What is needed
Narrow the data below down to the lines containing "automated".
---------- Given entries ----------
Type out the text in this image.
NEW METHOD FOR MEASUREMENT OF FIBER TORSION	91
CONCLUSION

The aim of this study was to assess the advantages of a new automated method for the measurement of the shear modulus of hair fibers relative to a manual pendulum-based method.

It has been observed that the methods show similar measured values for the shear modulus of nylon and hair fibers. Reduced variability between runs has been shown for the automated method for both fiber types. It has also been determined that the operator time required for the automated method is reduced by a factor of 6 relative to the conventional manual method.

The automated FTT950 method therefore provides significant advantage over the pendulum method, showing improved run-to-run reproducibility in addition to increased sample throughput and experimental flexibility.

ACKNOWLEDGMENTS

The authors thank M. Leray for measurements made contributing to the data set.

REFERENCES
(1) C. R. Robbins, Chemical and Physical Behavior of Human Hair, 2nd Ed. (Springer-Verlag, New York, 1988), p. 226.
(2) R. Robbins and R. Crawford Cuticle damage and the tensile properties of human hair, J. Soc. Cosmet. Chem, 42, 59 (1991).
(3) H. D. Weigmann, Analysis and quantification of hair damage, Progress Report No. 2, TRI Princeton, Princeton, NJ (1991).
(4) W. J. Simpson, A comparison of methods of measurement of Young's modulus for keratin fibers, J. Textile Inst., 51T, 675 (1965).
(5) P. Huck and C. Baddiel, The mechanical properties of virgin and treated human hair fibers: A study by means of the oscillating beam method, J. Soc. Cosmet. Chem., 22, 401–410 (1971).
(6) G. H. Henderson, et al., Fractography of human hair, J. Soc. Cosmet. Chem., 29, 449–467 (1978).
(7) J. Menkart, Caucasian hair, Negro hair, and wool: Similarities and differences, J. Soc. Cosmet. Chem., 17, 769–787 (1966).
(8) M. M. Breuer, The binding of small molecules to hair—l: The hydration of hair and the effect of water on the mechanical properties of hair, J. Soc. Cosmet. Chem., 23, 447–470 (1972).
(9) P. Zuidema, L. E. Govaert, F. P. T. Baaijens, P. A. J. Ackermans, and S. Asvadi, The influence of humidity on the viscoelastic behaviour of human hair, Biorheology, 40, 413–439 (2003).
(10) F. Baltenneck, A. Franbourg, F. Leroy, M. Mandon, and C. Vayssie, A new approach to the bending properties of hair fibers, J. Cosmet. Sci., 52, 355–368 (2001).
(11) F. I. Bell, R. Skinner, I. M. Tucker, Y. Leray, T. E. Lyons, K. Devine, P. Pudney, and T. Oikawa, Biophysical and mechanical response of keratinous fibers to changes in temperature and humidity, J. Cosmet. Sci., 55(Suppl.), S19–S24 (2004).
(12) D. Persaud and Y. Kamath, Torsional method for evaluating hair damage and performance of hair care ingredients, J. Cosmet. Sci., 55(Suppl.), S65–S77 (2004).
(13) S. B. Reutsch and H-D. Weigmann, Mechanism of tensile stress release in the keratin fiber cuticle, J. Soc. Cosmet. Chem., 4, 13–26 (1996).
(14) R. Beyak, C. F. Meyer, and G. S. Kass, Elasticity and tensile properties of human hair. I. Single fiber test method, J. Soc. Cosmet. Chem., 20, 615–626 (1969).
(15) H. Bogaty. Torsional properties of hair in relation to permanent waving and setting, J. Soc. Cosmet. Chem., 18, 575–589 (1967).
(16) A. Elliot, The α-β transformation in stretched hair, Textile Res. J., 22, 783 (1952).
----------
Exercise response
The aim of this study was to assess the advantages of a new automated method for the measurement of the shear modulus of hair fibers relative to a manual pendulum-based method.
It has been observed that the methods show similar measured values for the shear modulus of nylon and hair fibers. Reduced variability between runs has been shown for the automated method for both fiber types. It has also been determined that the operator time required for the automated method is reduced by a factor of 6 relative to the conventional manual method.
The automated FTT950 method therefore provides significant advantage over the pendulum method, showing improved run-to-run reproducibility in addition to increased sample throughput and experimental flexibility.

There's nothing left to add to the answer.